§ **Requirements**:
Pick out the lines containing "units".

§ **Entries shown**:
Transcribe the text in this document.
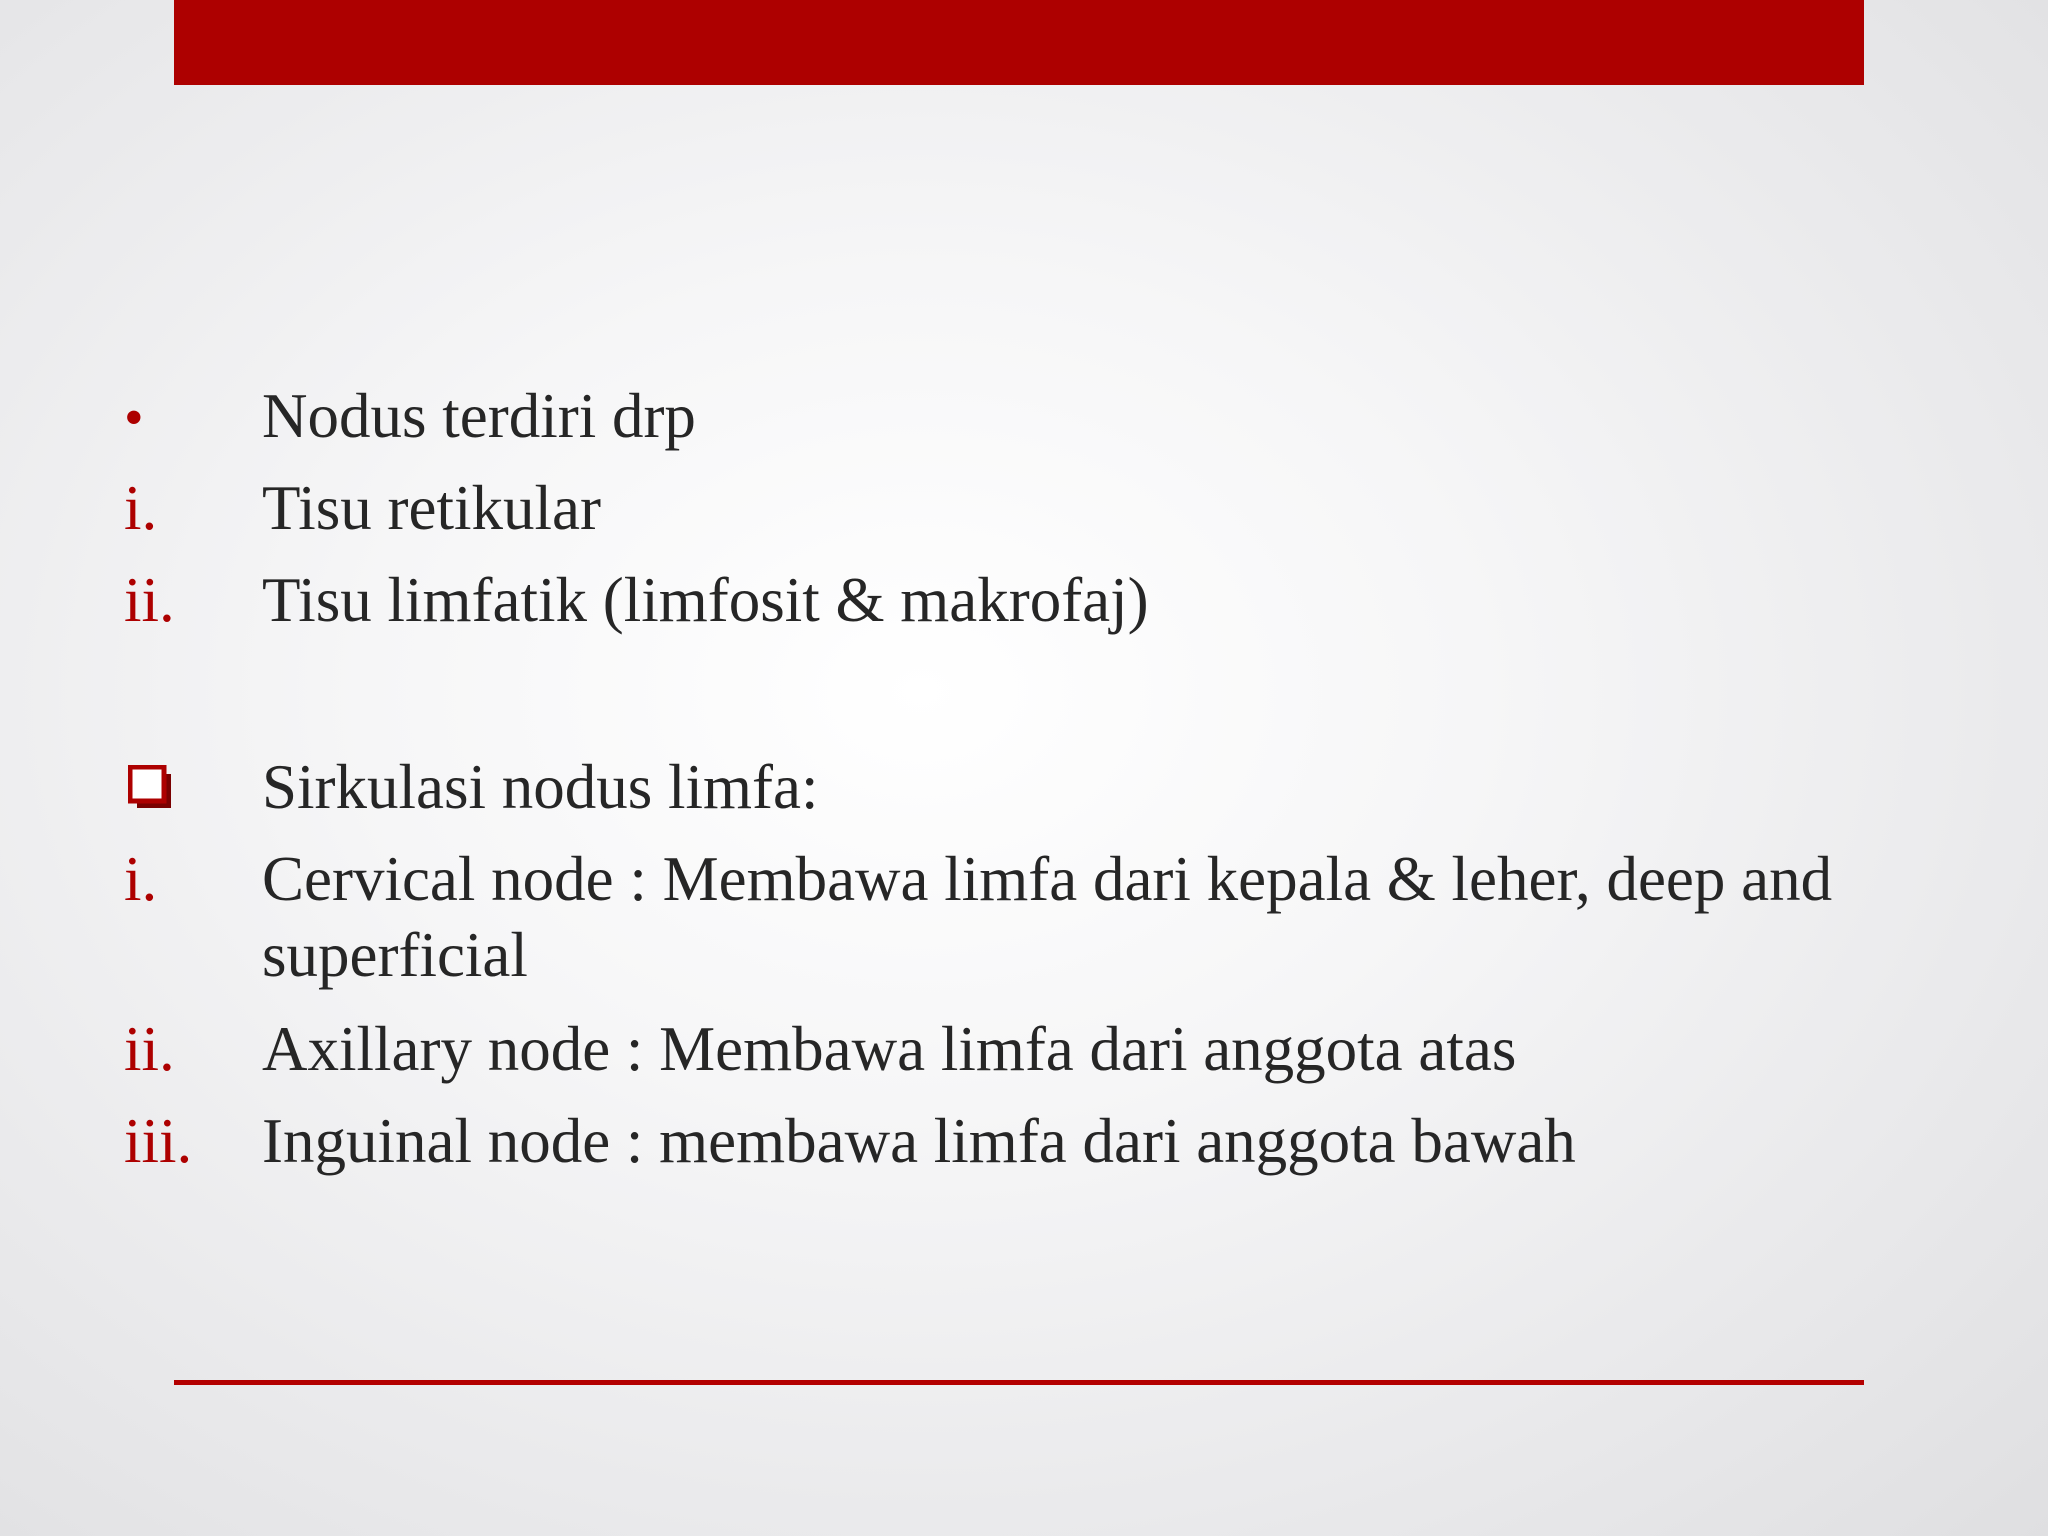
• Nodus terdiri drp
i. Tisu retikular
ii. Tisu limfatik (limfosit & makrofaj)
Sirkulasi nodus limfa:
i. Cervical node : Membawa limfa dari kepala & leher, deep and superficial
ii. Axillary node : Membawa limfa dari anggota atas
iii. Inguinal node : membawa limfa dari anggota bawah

...

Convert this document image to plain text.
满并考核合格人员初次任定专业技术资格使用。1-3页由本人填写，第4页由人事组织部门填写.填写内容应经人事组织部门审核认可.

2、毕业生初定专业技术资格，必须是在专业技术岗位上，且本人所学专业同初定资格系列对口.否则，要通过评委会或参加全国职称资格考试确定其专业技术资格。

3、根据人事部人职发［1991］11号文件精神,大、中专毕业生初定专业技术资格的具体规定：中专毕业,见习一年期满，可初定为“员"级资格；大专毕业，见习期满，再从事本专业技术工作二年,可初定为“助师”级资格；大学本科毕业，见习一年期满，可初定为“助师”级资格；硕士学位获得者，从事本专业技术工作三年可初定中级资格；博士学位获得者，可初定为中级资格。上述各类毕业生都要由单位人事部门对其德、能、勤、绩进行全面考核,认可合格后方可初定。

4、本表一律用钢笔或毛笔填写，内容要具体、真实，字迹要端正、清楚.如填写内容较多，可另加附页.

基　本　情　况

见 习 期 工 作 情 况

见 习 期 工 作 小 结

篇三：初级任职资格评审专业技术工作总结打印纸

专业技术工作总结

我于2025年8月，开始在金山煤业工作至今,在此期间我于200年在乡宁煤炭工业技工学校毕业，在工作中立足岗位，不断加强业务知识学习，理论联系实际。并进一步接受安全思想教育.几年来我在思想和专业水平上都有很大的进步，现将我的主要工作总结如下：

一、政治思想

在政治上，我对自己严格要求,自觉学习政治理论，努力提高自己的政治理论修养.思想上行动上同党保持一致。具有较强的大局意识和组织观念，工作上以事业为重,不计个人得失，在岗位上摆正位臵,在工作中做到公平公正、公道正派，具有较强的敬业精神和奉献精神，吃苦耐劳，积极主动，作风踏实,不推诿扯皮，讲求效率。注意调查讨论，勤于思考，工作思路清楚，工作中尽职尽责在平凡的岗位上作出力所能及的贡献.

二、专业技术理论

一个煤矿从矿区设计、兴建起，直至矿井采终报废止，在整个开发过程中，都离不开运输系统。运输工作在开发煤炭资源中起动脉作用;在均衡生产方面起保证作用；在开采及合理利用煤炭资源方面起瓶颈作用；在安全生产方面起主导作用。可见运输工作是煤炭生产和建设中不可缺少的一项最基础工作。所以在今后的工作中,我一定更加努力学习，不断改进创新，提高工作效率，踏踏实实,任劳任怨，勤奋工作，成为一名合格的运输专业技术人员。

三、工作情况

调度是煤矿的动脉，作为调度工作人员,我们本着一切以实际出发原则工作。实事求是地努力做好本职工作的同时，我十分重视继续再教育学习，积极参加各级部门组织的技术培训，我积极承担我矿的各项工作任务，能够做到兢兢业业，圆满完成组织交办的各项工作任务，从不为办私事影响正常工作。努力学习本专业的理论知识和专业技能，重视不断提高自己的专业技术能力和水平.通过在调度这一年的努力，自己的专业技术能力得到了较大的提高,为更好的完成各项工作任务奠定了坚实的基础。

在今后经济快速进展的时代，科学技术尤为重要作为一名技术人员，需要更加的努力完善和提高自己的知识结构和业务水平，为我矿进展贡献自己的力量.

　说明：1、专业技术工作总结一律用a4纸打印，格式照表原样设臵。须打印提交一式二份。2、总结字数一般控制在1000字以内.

---

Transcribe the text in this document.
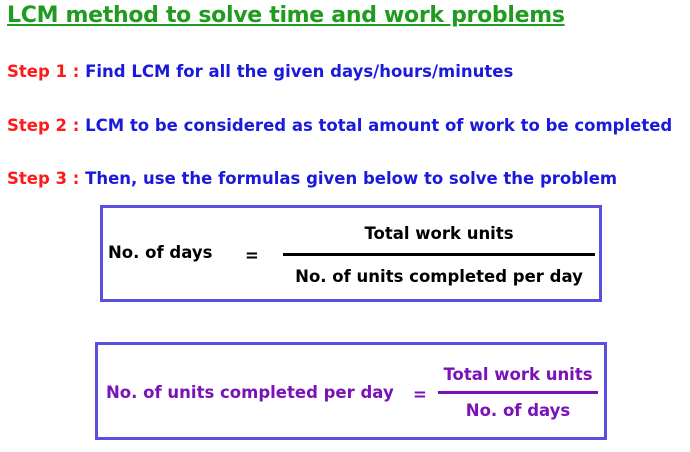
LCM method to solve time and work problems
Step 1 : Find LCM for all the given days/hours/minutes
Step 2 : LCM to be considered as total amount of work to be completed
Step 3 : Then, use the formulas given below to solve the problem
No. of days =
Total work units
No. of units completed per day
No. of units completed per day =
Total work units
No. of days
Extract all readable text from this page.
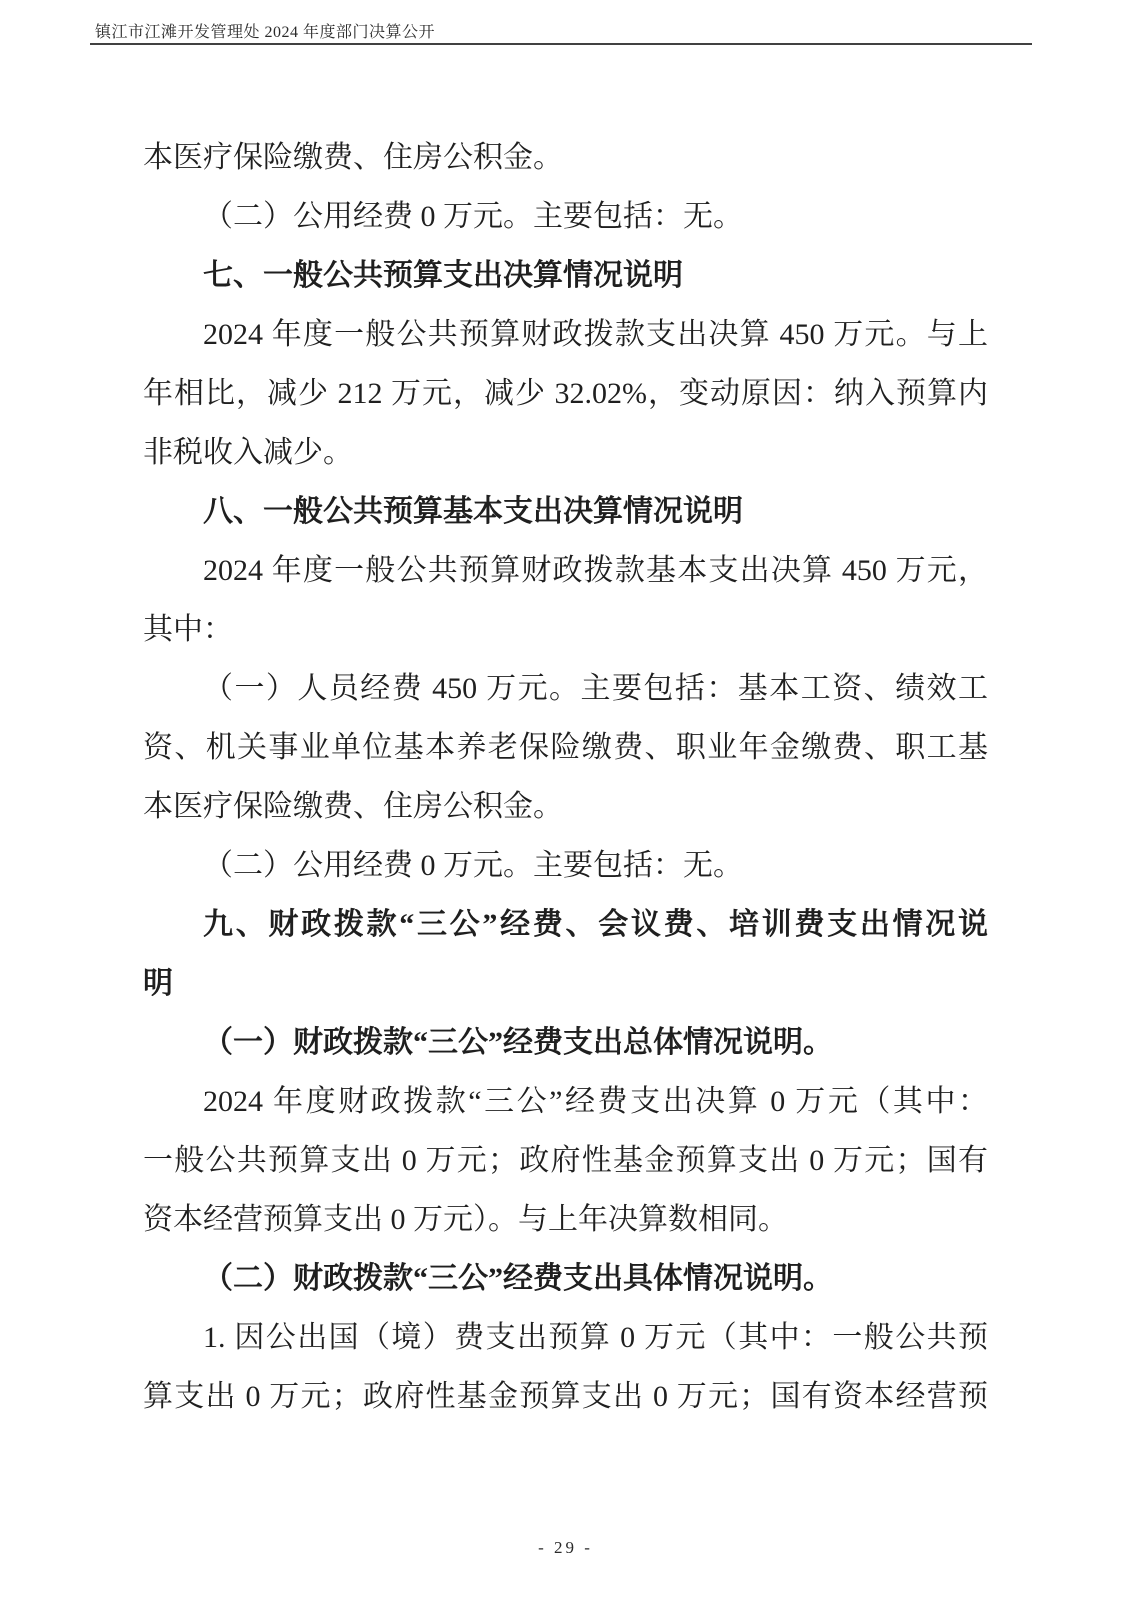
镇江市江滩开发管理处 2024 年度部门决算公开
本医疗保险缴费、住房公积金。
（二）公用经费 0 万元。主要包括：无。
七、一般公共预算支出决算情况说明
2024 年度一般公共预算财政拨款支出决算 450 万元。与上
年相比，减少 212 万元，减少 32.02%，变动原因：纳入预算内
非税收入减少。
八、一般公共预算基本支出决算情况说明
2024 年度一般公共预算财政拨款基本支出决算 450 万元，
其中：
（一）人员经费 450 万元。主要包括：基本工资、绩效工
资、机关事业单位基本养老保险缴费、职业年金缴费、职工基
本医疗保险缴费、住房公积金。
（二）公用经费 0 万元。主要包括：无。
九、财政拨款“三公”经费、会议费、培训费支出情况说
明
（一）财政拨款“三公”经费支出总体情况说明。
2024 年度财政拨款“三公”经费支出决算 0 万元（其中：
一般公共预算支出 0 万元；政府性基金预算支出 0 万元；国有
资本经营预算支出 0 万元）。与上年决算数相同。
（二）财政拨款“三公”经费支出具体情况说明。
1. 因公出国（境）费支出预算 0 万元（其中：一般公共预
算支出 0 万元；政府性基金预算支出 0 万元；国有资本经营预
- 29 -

§ **The reply**:
Total work units
No. of units completed per day
No. of units completed per day =
Total work units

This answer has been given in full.